[Figure dataset records]
────

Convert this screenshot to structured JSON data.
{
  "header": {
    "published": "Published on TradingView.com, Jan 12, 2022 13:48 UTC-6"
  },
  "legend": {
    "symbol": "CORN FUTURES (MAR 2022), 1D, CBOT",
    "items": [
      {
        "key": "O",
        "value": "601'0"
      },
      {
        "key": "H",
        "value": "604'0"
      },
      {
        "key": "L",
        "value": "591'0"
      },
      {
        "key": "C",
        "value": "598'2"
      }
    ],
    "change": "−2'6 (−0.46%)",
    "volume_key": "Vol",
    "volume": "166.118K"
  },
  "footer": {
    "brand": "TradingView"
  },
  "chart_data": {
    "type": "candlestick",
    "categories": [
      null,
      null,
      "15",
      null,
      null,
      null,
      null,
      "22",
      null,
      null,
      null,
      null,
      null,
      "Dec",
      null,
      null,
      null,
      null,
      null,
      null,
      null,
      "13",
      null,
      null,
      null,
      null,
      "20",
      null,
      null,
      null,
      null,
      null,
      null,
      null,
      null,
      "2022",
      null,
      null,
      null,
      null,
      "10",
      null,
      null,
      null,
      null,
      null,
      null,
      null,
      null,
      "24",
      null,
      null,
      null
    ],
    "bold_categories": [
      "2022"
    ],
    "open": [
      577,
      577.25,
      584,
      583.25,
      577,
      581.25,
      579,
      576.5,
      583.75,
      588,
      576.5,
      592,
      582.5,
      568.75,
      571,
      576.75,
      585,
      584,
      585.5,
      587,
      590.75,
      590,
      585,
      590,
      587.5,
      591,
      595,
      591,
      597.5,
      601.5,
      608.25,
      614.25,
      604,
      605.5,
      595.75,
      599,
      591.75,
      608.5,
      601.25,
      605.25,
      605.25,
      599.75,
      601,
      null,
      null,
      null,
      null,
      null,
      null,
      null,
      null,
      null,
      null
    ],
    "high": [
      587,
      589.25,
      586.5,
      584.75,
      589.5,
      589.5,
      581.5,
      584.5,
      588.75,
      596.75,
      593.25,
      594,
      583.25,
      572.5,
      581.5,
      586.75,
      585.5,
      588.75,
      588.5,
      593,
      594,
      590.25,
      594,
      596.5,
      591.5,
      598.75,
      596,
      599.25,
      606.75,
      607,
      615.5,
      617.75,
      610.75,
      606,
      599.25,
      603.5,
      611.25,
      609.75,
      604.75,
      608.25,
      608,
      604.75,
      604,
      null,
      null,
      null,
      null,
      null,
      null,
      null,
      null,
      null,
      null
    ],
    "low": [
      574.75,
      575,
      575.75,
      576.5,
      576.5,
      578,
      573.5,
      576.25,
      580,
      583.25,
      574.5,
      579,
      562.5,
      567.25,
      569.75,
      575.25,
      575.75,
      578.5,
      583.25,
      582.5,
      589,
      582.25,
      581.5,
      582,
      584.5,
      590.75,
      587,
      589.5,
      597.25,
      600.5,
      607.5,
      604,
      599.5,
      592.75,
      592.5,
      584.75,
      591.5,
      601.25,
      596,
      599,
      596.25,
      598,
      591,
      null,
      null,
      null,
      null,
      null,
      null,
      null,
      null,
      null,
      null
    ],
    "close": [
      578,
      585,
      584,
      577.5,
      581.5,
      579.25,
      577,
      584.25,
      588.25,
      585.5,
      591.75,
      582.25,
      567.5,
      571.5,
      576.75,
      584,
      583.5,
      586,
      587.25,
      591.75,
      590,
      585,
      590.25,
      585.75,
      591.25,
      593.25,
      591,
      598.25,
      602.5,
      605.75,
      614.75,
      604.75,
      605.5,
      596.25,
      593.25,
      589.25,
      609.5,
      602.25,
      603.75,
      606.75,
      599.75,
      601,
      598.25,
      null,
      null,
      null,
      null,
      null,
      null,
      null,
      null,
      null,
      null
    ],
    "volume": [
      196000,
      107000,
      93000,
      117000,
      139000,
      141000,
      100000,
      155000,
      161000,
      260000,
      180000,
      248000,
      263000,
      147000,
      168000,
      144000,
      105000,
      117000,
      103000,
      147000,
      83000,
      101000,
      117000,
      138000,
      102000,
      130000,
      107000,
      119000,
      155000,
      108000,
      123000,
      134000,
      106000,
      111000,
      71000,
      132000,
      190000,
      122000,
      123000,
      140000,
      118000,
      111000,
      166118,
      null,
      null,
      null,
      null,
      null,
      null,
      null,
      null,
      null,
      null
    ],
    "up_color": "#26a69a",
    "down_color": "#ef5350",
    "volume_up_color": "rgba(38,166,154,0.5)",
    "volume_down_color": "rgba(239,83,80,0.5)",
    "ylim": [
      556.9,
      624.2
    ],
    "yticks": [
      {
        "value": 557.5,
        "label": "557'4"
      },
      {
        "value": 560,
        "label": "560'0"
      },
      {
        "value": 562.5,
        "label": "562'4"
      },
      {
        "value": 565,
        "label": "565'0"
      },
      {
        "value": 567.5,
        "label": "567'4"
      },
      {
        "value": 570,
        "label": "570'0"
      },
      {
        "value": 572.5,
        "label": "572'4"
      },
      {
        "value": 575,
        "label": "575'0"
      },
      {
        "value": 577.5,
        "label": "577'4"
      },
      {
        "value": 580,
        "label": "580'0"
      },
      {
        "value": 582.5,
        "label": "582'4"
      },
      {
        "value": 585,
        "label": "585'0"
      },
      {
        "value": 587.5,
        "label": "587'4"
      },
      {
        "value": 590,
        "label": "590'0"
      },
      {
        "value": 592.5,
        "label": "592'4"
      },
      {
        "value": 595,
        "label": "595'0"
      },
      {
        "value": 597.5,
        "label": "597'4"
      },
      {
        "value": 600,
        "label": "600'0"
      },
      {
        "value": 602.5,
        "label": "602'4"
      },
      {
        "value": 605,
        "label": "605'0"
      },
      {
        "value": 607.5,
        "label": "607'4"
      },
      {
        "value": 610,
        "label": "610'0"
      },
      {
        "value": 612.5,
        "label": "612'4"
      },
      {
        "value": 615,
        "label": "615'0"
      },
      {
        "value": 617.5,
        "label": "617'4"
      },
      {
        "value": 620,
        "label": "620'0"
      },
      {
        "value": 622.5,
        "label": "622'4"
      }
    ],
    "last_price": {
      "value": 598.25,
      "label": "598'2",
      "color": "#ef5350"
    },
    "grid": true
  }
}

────

Copy every line of the records above that contains "TradingView".

Correct response.
    "published": "Published on TradingView.com, Jan 12, 2022 13:48 UTC-6"
    "brand": "TradingView"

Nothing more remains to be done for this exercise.